— START OF DATASET ROWS —

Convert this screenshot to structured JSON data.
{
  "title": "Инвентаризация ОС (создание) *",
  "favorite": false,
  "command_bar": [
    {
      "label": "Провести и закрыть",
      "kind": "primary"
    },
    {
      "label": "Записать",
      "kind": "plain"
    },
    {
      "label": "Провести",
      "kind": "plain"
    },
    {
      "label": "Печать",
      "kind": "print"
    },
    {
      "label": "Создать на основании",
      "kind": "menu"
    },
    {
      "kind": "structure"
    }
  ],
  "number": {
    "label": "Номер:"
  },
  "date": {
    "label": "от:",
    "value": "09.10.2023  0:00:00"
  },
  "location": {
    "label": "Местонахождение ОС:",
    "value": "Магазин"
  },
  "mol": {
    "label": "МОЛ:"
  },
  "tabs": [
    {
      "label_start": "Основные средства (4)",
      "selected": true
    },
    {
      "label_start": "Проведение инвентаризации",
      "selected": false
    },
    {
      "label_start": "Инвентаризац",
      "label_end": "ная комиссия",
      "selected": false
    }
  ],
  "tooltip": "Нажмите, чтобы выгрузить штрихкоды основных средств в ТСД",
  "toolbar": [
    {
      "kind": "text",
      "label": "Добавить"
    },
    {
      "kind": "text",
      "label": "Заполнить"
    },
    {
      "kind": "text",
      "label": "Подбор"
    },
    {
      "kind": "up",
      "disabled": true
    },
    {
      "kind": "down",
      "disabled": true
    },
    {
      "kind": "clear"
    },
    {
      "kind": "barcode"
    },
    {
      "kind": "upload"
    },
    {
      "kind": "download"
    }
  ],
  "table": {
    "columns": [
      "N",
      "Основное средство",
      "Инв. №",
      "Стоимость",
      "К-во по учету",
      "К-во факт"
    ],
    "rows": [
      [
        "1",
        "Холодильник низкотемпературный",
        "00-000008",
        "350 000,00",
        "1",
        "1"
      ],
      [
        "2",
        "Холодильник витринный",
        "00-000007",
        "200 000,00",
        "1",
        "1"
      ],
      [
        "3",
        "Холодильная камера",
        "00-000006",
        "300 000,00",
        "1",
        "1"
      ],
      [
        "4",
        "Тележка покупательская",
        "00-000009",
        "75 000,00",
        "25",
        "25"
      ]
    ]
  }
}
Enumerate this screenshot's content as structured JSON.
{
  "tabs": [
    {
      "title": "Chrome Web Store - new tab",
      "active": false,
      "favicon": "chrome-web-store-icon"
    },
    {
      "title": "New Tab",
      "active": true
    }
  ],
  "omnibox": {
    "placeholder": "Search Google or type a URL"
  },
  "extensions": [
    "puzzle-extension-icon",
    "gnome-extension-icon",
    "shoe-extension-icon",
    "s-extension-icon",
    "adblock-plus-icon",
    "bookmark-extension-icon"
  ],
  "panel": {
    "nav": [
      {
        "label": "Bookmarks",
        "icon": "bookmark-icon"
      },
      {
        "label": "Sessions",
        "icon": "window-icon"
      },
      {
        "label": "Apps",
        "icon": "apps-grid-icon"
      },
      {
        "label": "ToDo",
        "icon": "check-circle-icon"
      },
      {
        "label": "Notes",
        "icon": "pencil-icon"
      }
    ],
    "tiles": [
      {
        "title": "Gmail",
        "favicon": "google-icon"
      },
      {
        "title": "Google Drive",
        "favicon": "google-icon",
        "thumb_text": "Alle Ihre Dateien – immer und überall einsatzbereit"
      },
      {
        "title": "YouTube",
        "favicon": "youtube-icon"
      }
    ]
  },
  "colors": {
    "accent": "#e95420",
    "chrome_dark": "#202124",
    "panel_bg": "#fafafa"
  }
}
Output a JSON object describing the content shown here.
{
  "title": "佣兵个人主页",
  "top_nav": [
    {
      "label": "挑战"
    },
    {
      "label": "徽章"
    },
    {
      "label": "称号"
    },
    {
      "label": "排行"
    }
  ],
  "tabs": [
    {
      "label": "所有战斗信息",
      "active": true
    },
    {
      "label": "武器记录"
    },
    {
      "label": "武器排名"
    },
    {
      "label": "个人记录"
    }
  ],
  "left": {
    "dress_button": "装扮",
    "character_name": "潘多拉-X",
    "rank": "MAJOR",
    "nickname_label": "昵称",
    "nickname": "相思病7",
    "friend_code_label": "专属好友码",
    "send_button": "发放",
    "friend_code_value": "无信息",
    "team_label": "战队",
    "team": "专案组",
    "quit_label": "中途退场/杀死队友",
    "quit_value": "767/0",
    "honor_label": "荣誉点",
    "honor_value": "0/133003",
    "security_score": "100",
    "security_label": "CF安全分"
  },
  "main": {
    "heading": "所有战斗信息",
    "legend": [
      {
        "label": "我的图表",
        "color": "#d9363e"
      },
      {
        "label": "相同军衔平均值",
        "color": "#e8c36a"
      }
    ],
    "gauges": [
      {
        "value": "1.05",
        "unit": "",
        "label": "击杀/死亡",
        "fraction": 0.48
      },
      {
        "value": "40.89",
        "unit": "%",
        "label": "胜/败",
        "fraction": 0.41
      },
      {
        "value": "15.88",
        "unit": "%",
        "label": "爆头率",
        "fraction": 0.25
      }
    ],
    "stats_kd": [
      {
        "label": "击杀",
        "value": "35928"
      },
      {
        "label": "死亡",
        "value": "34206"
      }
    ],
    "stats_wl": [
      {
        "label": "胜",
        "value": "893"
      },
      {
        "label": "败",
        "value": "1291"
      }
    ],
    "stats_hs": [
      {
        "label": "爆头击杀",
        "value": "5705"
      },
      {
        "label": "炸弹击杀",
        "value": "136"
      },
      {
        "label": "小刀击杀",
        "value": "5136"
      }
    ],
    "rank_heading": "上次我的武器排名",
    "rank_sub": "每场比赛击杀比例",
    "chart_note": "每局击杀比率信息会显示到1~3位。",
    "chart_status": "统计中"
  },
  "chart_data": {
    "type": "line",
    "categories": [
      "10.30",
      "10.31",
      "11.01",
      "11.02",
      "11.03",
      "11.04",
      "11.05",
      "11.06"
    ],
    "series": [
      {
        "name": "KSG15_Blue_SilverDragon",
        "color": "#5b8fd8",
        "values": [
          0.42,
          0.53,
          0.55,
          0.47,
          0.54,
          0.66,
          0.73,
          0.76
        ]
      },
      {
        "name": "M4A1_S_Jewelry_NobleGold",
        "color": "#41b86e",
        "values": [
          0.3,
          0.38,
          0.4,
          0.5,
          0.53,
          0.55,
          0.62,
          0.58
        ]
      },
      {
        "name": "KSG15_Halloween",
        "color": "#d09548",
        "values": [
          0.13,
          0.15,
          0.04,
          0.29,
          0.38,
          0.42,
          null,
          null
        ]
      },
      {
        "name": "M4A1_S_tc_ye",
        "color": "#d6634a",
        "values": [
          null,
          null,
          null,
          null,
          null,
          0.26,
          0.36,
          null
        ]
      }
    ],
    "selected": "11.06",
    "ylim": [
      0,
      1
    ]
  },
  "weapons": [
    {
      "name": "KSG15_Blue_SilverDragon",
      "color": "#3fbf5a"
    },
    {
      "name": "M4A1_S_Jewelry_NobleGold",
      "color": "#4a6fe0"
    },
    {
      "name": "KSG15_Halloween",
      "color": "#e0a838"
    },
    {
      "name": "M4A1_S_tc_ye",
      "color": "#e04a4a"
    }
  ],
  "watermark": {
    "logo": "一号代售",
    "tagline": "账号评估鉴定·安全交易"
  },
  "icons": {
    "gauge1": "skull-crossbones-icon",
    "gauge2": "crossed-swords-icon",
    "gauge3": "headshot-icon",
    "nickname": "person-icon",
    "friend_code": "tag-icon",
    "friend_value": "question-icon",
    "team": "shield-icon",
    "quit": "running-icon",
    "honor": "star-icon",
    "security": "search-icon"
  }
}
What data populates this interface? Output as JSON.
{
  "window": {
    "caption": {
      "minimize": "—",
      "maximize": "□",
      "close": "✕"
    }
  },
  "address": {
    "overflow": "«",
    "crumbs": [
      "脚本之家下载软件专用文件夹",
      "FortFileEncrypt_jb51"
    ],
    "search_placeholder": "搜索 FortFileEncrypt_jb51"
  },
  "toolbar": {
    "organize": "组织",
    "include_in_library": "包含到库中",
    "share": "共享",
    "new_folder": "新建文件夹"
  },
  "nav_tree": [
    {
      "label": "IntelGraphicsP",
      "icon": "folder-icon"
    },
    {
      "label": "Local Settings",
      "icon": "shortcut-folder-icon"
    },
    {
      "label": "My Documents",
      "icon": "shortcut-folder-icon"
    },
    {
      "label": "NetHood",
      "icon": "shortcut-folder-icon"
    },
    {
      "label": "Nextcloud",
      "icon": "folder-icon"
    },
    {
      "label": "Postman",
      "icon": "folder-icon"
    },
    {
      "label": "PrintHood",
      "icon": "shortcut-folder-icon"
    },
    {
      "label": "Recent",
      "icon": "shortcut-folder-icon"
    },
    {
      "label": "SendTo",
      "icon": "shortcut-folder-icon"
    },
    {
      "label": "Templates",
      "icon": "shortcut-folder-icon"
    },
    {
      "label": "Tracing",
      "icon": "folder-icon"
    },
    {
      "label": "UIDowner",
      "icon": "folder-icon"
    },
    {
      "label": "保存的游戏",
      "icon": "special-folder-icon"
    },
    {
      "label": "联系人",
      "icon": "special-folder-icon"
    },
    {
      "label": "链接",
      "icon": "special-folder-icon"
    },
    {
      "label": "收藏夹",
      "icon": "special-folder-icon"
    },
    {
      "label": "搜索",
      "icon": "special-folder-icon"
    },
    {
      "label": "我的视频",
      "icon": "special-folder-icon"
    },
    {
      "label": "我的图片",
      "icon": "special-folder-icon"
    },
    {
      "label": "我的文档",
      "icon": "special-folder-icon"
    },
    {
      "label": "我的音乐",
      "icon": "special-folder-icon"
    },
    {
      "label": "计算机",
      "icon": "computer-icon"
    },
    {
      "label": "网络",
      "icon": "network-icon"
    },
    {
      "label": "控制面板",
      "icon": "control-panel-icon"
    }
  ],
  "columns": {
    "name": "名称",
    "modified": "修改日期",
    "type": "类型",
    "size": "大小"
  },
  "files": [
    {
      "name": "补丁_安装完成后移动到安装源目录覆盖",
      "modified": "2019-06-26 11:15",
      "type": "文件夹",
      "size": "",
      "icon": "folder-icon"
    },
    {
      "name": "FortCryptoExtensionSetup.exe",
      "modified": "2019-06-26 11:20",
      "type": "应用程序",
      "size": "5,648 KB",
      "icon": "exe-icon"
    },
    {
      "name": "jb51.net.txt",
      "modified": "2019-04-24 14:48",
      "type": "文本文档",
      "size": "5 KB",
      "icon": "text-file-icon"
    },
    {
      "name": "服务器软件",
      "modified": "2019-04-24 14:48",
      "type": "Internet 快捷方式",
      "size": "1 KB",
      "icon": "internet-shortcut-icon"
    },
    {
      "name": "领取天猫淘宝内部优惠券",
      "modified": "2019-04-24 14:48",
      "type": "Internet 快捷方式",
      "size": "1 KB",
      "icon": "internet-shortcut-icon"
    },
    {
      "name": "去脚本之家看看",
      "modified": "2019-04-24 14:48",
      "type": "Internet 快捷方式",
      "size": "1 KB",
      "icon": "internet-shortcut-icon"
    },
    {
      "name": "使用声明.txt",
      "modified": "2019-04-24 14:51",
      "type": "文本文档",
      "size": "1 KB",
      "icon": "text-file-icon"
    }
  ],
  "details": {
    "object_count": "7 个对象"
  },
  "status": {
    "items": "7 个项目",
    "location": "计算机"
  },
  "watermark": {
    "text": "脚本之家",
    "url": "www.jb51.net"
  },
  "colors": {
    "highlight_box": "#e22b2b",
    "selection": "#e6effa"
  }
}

— END OF DATASET ROWS —

* _WHAT IS EXPECTED_: Write the number of lines containing the word "this" and nothing besides it.

* _IN RESPONSE_: 3